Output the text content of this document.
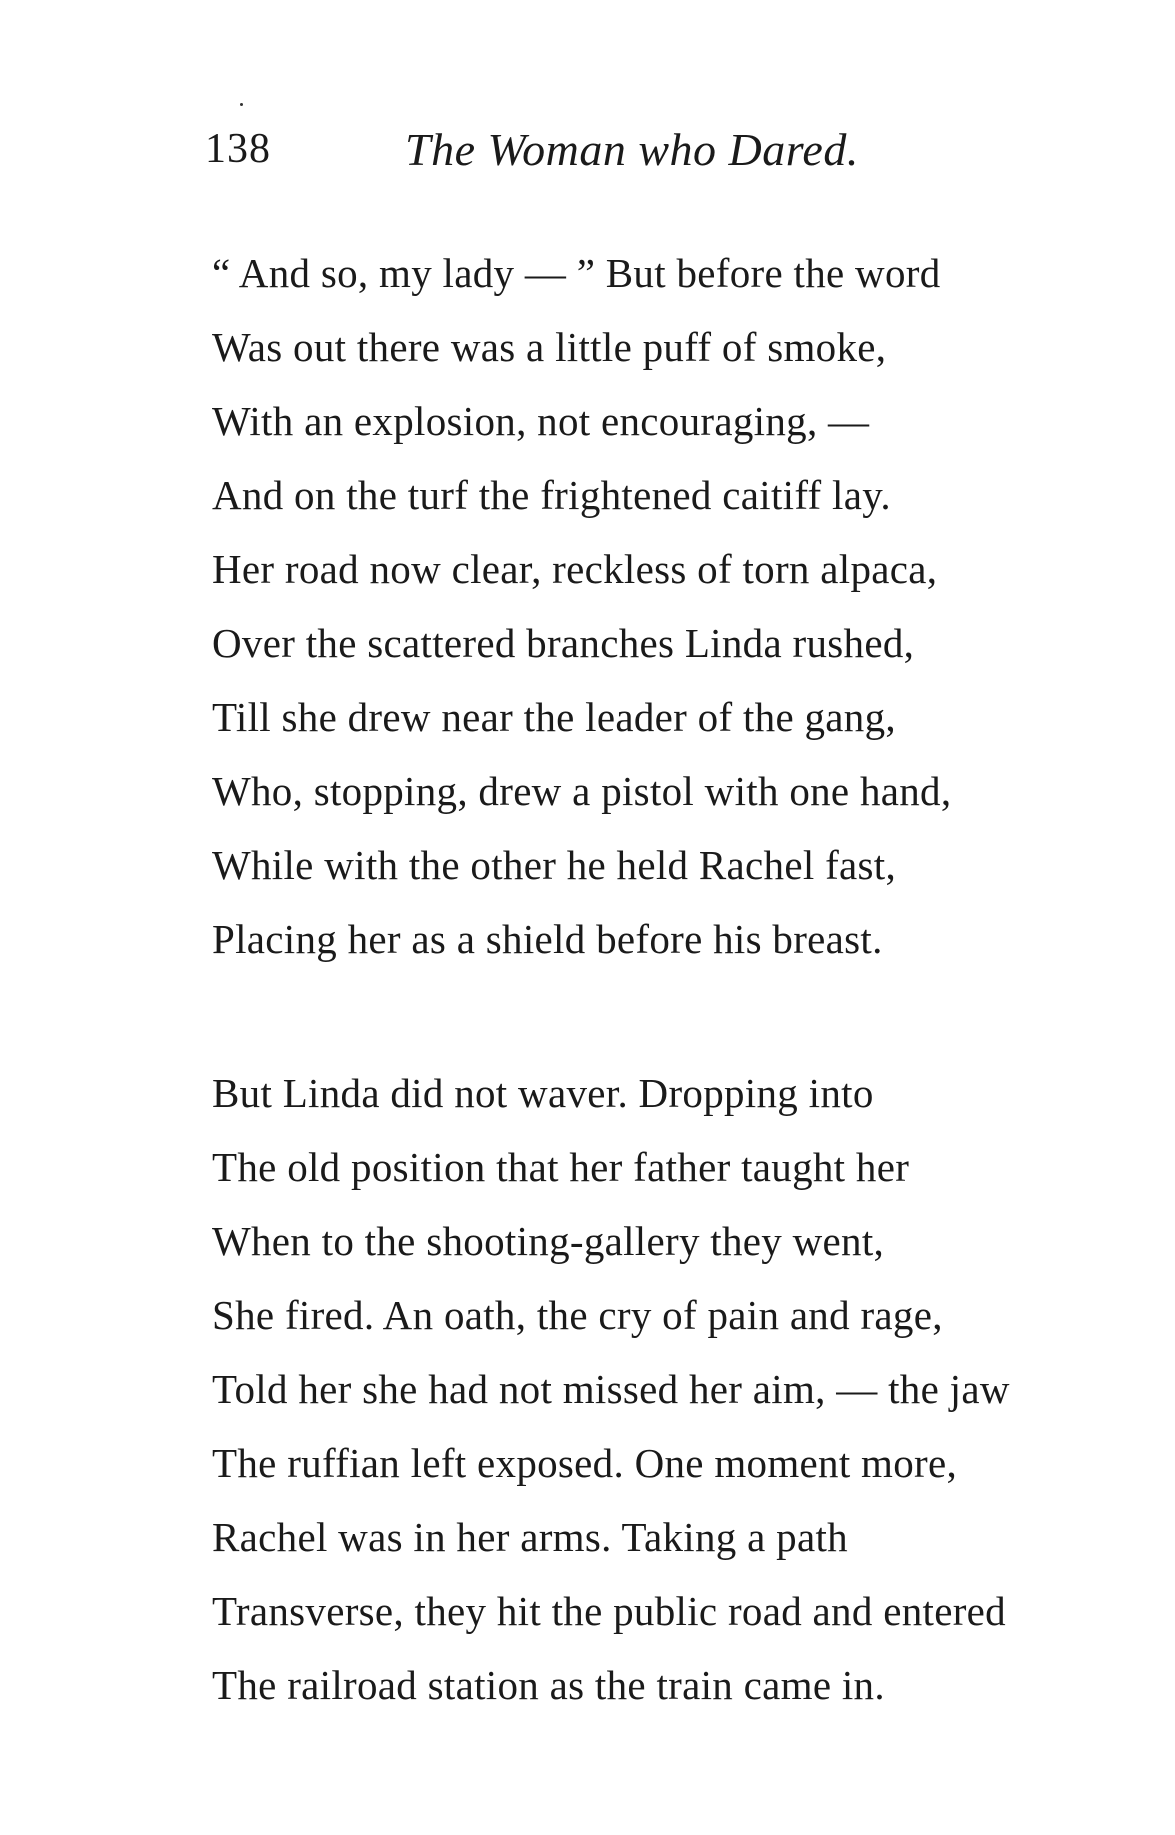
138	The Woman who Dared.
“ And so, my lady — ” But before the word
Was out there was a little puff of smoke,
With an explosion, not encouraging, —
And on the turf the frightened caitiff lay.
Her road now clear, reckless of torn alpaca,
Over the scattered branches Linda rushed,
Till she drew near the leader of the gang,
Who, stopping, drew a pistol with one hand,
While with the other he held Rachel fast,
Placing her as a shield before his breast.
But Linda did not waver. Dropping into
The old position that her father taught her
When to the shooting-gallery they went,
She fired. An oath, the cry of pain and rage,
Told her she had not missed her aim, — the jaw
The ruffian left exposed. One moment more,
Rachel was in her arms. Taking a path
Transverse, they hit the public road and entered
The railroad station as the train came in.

* * *

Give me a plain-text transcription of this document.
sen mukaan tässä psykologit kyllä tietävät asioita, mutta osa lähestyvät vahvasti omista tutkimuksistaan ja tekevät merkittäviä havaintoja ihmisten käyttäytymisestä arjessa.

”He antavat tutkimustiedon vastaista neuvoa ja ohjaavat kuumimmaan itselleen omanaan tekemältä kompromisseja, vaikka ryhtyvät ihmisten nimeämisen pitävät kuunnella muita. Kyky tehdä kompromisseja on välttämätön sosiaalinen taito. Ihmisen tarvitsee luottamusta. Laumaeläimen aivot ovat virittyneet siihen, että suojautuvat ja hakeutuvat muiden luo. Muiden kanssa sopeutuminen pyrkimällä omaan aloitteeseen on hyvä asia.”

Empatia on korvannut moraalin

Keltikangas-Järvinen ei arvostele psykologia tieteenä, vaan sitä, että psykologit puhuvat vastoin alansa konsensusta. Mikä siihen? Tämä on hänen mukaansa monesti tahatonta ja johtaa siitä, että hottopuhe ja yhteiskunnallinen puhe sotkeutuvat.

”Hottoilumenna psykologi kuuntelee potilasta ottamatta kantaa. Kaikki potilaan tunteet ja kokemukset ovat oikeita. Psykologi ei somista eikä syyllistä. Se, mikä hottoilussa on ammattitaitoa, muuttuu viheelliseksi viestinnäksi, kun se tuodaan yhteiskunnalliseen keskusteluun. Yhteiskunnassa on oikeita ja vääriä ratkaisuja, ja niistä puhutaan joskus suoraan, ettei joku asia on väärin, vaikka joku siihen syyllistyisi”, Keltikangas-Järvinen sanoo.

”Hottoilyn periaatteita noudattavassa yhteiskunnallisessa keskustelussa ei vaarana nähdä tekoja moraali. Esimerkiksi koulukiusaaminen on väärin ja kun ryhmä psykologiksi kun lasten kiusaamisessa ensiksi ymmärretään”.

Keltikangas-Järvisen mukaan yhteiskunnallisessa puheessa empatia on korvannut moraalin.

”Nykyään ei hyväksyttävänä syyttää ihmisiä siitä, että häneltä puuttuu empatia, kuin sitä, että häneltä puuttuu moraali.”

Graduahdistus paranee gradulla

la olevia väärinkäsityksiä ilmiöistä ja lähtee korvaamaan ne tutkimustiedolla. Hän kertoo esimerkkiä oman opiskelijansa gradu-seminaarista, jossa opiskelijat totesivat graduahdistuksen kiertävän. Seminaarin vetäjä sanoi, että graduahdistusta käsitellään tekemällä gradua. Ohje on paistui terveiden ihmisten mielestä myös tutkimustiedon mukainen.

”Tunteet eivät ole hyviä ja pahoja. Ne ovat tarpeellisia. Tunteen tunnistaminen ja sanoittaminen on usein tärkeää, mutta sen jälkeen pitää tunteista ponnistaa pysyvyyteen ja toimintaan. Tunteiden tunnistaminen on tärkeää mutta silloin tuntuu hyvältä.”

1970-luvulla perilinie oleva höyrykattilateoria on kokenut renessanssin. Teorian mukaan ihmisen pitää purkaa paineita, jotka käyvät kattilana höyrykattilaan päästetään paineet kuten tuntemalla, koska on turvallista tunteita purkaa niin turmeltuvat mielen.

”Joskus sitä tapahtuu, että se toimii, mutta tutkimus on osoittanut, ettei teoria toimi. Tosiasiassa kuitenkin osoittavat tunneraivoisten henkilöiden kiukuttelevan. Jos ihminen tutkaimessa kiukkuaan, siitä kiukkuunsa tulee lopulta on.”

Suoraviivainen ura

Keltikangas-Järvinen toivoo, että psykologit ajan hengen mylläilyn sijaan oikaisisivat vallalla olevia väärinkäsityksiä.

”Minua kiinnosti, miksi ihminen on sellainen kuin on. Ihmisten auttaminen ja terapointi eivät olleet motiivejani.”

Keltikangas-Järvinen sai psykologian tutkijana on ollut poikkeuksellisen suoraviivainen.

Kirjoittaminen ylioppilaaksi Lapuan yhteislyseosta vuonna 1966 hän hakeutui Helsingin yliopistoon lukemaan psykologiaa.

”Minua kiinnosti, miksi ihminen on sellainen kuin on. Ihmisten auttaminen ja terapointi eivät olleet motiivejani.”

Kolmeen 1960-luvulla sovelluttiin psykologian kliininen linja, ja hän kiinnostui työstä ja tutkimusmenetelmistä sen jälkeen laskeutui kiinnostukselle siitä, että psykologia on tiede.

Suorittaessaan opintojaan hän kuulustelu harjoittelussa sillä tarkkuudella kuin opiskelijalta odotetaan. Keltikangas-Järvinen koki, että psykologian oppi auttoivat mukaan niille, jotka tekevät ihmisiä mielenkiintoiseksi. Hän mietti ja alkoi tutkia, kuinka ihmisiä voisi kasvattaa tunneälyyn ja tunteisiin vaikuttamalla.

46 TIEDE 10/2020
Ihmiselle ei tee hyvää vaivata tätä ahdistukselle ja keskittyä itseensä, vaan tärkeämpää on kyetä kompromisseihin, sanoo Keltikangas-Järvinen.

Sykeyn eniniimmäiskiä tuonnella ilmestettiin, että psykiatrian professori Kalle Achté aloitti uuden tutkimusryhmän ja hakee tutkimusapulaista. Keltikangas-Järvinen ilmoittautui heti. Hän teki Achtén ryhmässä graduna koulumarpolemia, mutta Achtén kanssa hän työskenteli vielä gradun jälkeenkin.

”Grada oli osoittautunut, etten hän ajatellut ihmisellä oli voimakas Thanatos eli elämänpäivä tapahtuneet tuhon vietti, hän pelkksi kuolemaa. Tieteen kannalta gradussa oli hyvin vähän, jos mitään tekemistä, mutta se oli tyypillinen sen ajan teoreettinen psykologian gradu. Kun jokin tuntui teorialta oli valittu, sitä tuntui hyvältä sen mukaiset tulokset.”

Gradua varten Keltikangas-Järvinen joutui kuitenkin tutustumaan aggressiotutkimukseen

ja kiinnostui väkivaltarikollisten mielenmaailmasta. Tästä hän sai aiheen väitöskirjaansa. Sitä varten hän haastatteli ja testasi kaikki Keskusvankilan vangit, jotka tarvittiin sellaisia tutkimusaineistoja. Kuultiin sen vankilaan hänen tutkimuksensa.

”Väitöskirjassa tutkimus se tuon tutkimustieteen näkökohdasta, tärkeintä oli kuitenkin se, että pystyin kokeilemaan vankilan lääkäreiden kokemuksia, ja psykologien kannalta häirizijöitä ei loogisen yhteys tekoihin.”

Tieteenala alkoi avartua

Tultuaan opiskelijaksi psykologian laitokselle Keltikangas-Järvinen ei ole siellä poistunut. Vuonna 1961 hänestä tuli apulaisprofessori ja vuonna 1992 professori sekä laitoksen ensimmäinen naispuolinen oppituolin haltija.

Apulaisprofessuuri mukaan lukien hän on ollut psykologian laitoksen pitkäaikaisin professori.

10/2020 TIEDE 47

> **Required work**
Find the lines above holding the word "they" and show them.

> **Output of the exercise**
When to the shooting-gallery they went,
Transverse, they hit the public road and entered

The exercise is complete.